## To do
Return the material below line for line and unchanged, leaving out the pictures.

## Given information
________

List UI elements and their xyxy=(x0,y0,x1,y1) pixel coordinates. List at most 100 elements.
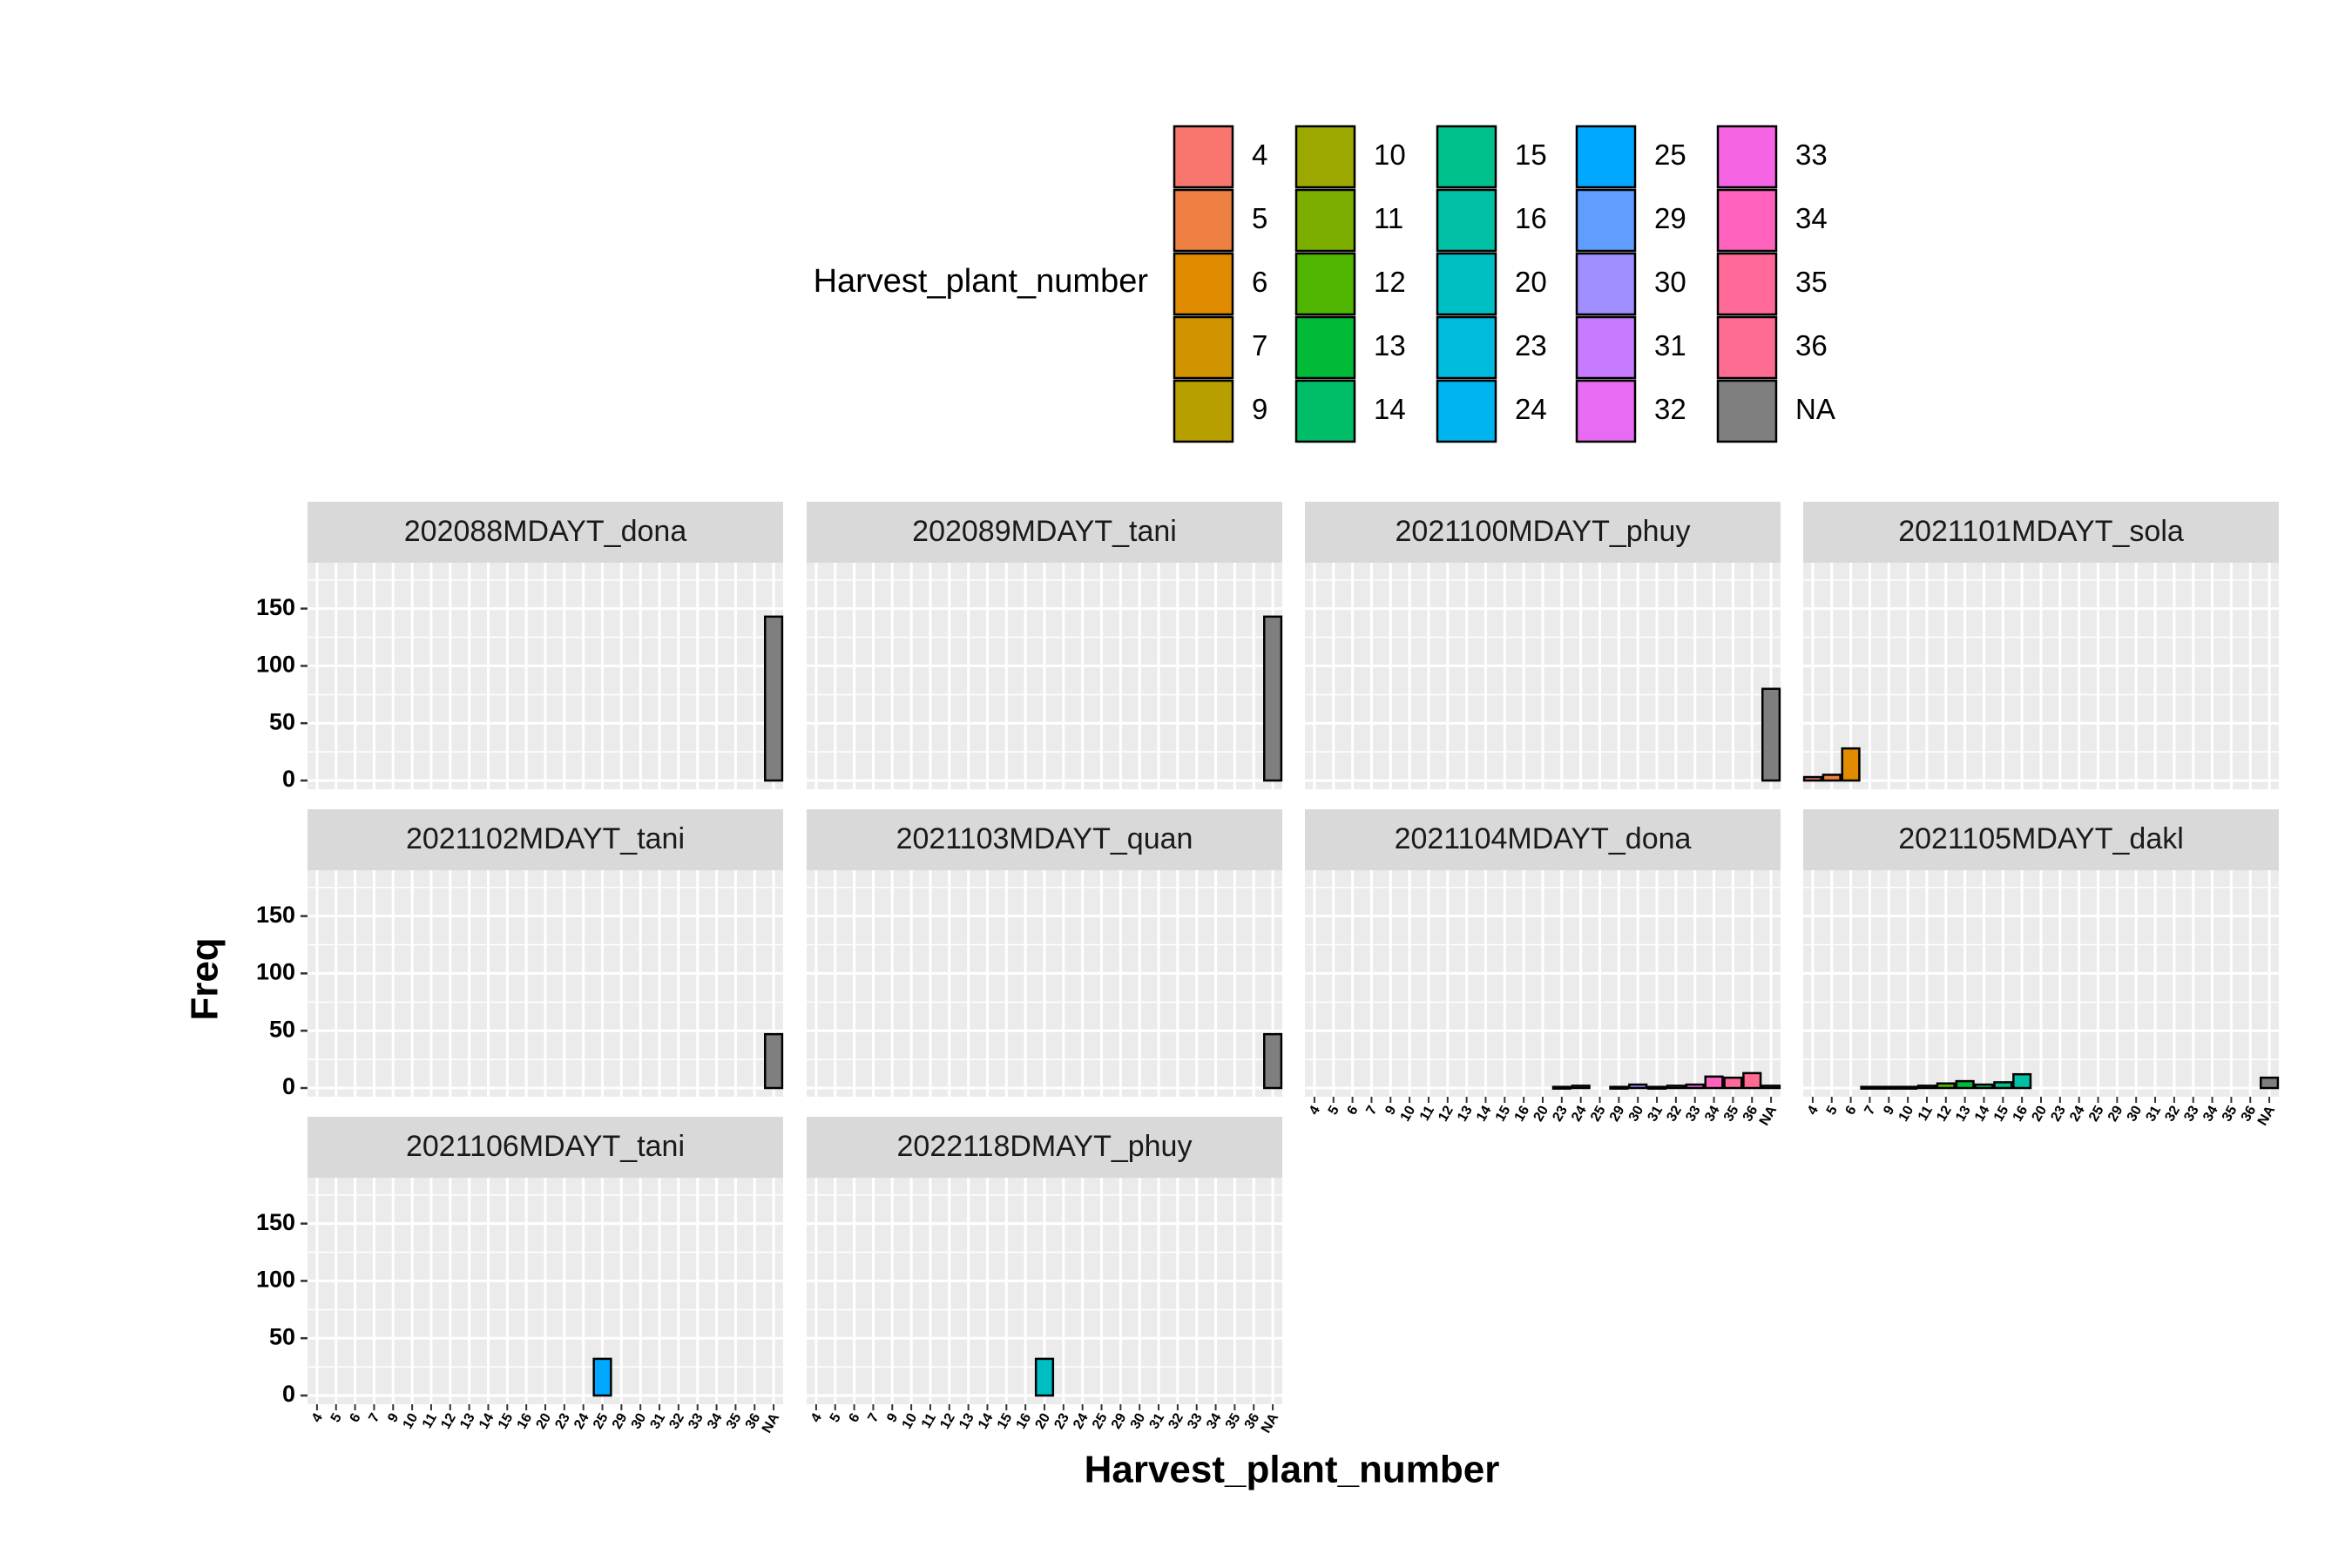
bar-23 xyxy=(1551,1085,1571,1090)
x-tick-label: 29 xyxy=(1109,1411,1130,1432)
bar-30 xyxy=(1628,1083,1648,1090)
x-tick-label: 4 xyxy=(1805,1104,1821,1118)
y-tick-label: 150 xyxy=(256,902,295,928)
strip-label: 2021100MDAYT_phuy xyxy=(1396,515,1691,548)
panel-2021102MDAYT_tani: 2021102MDAYT_tani 0 50 100 150 xyxy=(256,809,784,1099)
strip-label: 2021104MDAYT_dona xyxy=(1395,822,1692,855)
strip-label: 2021102MDAYT_tani xyxy=(406,822,685,855)
strip-label: 2021105MDAYT_dakl xyxy=(1898,822,2184,855)
x-axis-title: Harvest_plant_number xyxy=(1085,1449,1500,1491)
legend-key-11 xyxy=(1294,188,1356,253)
x-tick-label: NA xyxy=(1259,1410,1282,1436)
x-tick-label: 32 xyxy=(2162,1104,2183,1125)
panel-202088MDAYT_dona: 202088MDAYT_dona 0 50 100 150 xyxy=(256,502,784,792)
panel-2021100MDAYT_phuy: 2021100MDAYT_phuy xyxy=(1305,502,1781,789)
x-tick-label: 12 xyxy=(438,1411,459,1432)
bar-NA xyxy=(764,1032,784,1090)
x-tick-label: 29 xyxy=(2105,1104,2126,1125)
panel-2021101MDAYT_sola: 2021101MDAYT_sola xyxy=(1802,502,2279,789)
x-tick-label: 12 xyxy=(1436,1104,1456,1125)
x-tick-label: 16 xyxy=(2011,1104,2031,1125)
x-tick-label: 9 xyxy=(884,1411,901,1425)
x-tick-label: 10 xyxy=(401,1411,422,1432)
x-tick-label: 12 xyxy=(1934,1104,1955,1125)
x-tick-label: 32 xyxy=(1166,1411,1186,1432)
x-tick-label: 15 xyxy=(1493,1104,1514,1125)
legend-label-23: 23 xyxy=(1515,329,1547,362)
x-tick-label: 36 xyxy=(1242,1411,1263,1432)
legend-label-34: 34 xyxy=(1795,202,1828,234)
x-tick-label: 35 xyxy=(724,1411,745,1432)
x-tick-label: 24 xyxy=(2067,1104,2088,1125)
x-tick-label: 13 xyxy=(1953,1104,1974,1125)
legend-key-13 xyxy=(1294,315,1356,380)
x-tick-label: 30 xyxy=(1626,1104,1647,1125)
x-tick-label: 6 xyxy=(348,1411,364,1425)
x-tick-label: 14 xyxy=(1474,1104,1495,1125)
x-tick-label: 11 xyxy=(1916,1104,1936,1124)
y-tick-label: 100 xyxy=(256,1267,295,1293)
x-tick-label: 31 xyxy=(2144,1104,2165,1125)
x-tick-label: NA xyxy=(1757,1103,1781,1128)
legend-key-24 xyxy=(1436,379,1497,443)
x-tick-label: 14 xyxy=(1972,1104,1993,1125)
strip-background xyxy=(308,502,783,563)
legend-key-35 xyxy=(1716,252,1778,316)
legend-key-4 xyxy=(1173,125,1234,189)
x-tick-label: 35 xyxy=(2220,1104,2240,1125)
x-tick-label: 23 xyxy=(552,1411,573,1432)
x-tick-label: 16 xyxy=(1512,1104,1533,1125)
strip-label: 2022118DMAYT_phuy xyxy=(897,1130,1193,1163)
strip-background xyxy=(807,809,1282,870)
bar-9 xyxy=(1879,1085,1899,1090)
y-tick-label: 100 xyxy=(256,652,295,678)
bar-NA xyxy=(764,615,784,782)
x-tick-label: 34 xyxy=(1702,1104,1723,1125)
x-tick-label: 33 xyxy=(686,1411,706,1432)
x-tick-label: 7 xyxy=(865,1411,882,1425)
legend-label-35: 35 xyxy=(1795,266,1828,298)
x-tick-label: 31 xyxy=(1147,1411,1168,1432)
bar-5 xyxy=(1821,774,1842,782)
strip-background xyxy=(1803,502,2279,563)
strip-label: 202089MDAYT_tani xyxy=(912,515,1177,548)
y-tick-label: 0 xyxy=(282,1073,295,1099)
bar-29 xyxy=(1609,1085,1629,1090)
x-tick-label: 11 xyxy=(919,1411,939,1431)
panel-202089MDAYT_tani: 202089MDAYT_tani xyxy=(807,502,1283,789)
legend-key-23 xyxy=(1436,315,1497,380)
x-tick-label: 23 xyxy=(1051,1411,1072,1432)
x-tick-label: 4 xyxy=(309,1411,326,1425)
bar-7 xyxy=(1860,1085,1880,1090)
x-tick-label: 25 xyxy=(2086,1104,2107,1125)
strip-background xyxy=(1803,809,2279,870)
x-tick-label: 14 xyxy=(976,1411,997,1432)
x-tick-label: 36 xyxy=(2239,1104,2260,1125)
x-tick-label: 31 xyxy=(648,1411,669,1432)
strip-background xyxy=(807,1117,1282,1178)
strip-label: 2021103MDAYT_quan xyxy=(896,822,1193,855)
legend-key-16 xyxy=(1436,188,1497,253)
x-tick-label: 10 xyxy=(1896,1104,1917,1125)
x-tick-label: 6 xyxy=(1345,1104,1362,1118)
legend-label-4: 4 xyxy=(1252,139,1267,171)
x-tick-label: 16 xyxy=(515,1411,536,1432)
bar-24 xyxy=(1571,1085,1591,1090)
legend-label-NA: NA xyxy=(1795,393,1835,425)
x-tick-label: 32 xyxy=(666,1411,687,1432)
legend-key-29 xyxy=(1575,188,1637,253)
bar-14 xyxy=(1974,1083,1994,1090)
legend-label-33: 33 xyxy=(1795,139,1828,171)
x-tick-label: 4 xyxy=(1307,1104,1323,1118)
y-axis-title: Freq xyxy=(184,937,226,1020)
bar-10 xyxy=(1898,1085,1918,1090)
x-tick-label: 25 xyxy=(591,1411,612,1432)
bar-16 xyxy=(2012,1072,2032,1090)
legend-label-20: 20 xyxy=(1515,266,1547,298)
x-tick-label: 7 xyxy=(1363,1104,1380,1118)
bar-31 xyxy=(1646,1085,1667,1090)
legend-key-20 xyxy=(1436,252,1497,316)
legend-label-29: 29 xyxy=(1654,202,1686,234)
legend-title: Harvest_plant_number xyxy=(814,263,1149,300)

________

## Full output
List UI elements and their xyxy=(x0,y0,x1,y1) pixel coordinates. List at most 100 elements.
bar-23 xyxy=(1551,1085,1571,1090)
x-tick-label: 29 xyxy=(1109,1411,1130,1432)
bar-30 xyxy=(1628,1083,1648,1090)
x-tick-label: 4 xyxy=(1805,1104,1821,1118)
y-tick-label: 150 xyxy=(256,902,295,928)
strip-label: 2021100MDAYT_phuy xyxy=(1396,515,1691,548)
panel-2021102MDAYT_tani: 2021102MDAYT_tani 0 50 100 150 xyxy=(256,809,784,1099)
strip-label: 2021104MDAYT_dona xyxy=(1395,822,1692,855)
strip-label: 2021102MDAYT_tani xyxy=(406,822,685,855)
strip-label: 2021105MDAYT_dakl xyxy=(1898,822,2184,855)
x-axis-title: Harvest_plant_number xyxy=(1085,1449,1500,1491)
legend-key-11 xyxy=(1294,188,1356,253)
x-tick-label: NA xyxy=(1259,1410,1282,1436)
x-tick-label: 32 xyxy=(2162,1104,2183,1125)
panel-202088MDAYT_dona: 202088MDAYT_dona 0 50 100 150 xyxy=(256,502,784,792)
panel-2021100MDAYT_phuy: 2021100MDAYT_phuy xyxy=(1305,502,1781,789)
x-tick-label: 12 xyxy=(438,1411,459,1432)
bar-NA xyxy=(764,1032,784,1090)
x-tick-label: 29 xyxy=(2105,1104,2126,1125)
panel-2021101MDAYT_sola: 2021101MDAYT_sola xyxy=(1802,502,2279,789)
x-tick-label: 12 xyxy=(1436,1104,1456,1125)
x-tick-label: 16 xyxy=(2011,1104,2031,1125)
x-tick-label: 9 xyxy=(884,1411,901,1425)
x-tick-label: 10 xyxy=(401,1411,422,1432)
x-tick-label: 12 xyxy=(1934,1104,1955,1125)
x-tick-label: 32 xyxy=(1166,1411,1186,1432)
x-tick-label: 15 xyxy=(1493,1104,1514,1125)
legend-label-23: 23 xyxy=(1515,329,1547,362)
x-tick-label: 36 xyxy=(1242,1411,1263,1432)
legend-label-34: 34 xyxy=(1795,202,1828,234)
x-tick-label: 35 xyxy=(724,1411,745,1432)
x-tick-label: 24 xyxy=(2067,1104,2088,1125)
x-tick-label: 13 xyxy=(1953,1104,1974,1125)
legend-key-13 xyxy=(1294,315,1356,380)
x-tick-label: 30 xyxy=(1626,1104,1647,1125)
x-tick-label: 6 xyxy=(348,1411,364,1425)
x-tick-label: 14 xyxy=(1474,1104,1495,1125)
x-tick-label: 11 xyxy=(1916,1104,1936,1124)
y-tick-label: 100 xyxy=(256,1267,295,1293)
x-tick-label: 31 xyxy=(2144,1104,2165,1125)
x-tick-label: NA xyxy=(1757,1103,1781,1128)
legend-key-24 xyxy=(1436,379,1497,443)
x-tick-label: 14 xyxy=(1972,1104,1993,1125)
strip-background xyxy=(308,502,783,563)
legend-key-35 xyxy=(1716,252,1778,316)
legend-key-4 xyxy=(1173,125,1234,189)
x-tick-label: 35 xyxy=(2220,1104,2240,1125)
x-tick-label: 23 xyxy=(552,1411,573,1432)
x-tick-label: 16 xyxy=(1512,1104,1533,1125)
strip-label: 2022118DMAYT_phuy xyxy=(897,1130,1193,1163)
strip-background xyxy=(807,809,1282,870)
bar-9 xyxy=(1879,1085,1899,1090)
y-tick-label: 100 xyxy=(256,652,295,678)
bar-NA xyxy=(764,615,784,782)
x-tick-label: 34 xyxy=(1702,1104,1723,1125)
x-tick-label: 33 xyxy=(686,1411,706,1432)
x-tick-label: 7 xyxy=(865,1411,882,1425)
legend-label-35: 35 xyxy=(1795,266,1828,298)
x-tick-label: 31 xyxy=(1147,1411,1168,1432)
bar-5 xyxy=(1821,774,1842,782)
strip-background xyxy=(1803,502,2279,563)
strip-label: 202089MDAYT_tani xyxy=(912,515,1177,548)
y-tick-label: 0 xyxy=(282,1073,295,1099)
bar-29 xyxy=(1609,1085,1629,1090)
x-tick-label: 11 xyxy=(919,1411,939,1431)
panel-202089MDAYT_tani: 202089MDAYT_tani xyxy=(807,502,1283,789)
legend-key-23 xyxy=(1436,315,1497,380)
x-tick-label: 23 xyxy=(1051,1411,1072,1432)
x-tick-label: 4 xyxy=(309,1411,326,1425)
bar-7 xyxy=(1860,1085,1880,1090)
x-tick-label: 25 xyxy=(2086,1104,2107,1125)
strip-background xyxy=(1803,809,2279,870)
x-tick-label: 14 xyxy=(976,1411,997,1432)
x-tick-label: 36 xyxy=(2239,1104,2260,1125)
x-tick-label: 31 xyxy=(648,1411,669,1432)
strip-background xyxy=(807,1117,1282,1178)
strip-label: 2021103MDAYT_quan xyxy=(896,822,1193,855)
legend-key-16 xyxy=(1436,188,1497,253)
x-tick-label: 10 xyxy=(1896,1104,1917,1125)
x-tick-label: 6 xyxy=(1345,1104,1362,1118)
legend-label-4: 4 xyxy=(1252,139,1267,171)
x-tick-label: 16 xyxy=(515,1411,536,1432)
bar-24 xyxy=(1571,1085,1591,1090)
legend-label-NA: NA xyxy=(1795,393,1835,425)
x-tick-label: 32 xyxy=(666,1411,687,1432)
legend-key-29 xyxy=(1575,188,1637,253)
bar-14 xyxy=(1974,1083,1994,1090)
legend-label-33: 33 xyxy=(1795,139,1828,171)
x-tick-label: 4 xyxy=(1307,1104,1323,1118)
y-axis-title: Freq xyxy=(184,937,226,1020)
bar-10 xyxy=(1898,1085,1918,1090)
x-tick-label: 25 xyxy=(591,1411,612,1432)
bar-16 xyxy=(2012,1072,2032,1090)
legend-label-20: 20 xyxy=(1515,266,1547,298)
x-tick-label: 7 xyxy=(1363,1104,1380,1118)
bar-31 xyxy=(1646,1085,1667,1090)
legend-key-20 xyxy=(1436,252,1497,316)
legend-label-29: 29 xyxy=(1654,202,1686,234)
legend-title: Harvest_plant_number xyxy=(814,263,1149,300)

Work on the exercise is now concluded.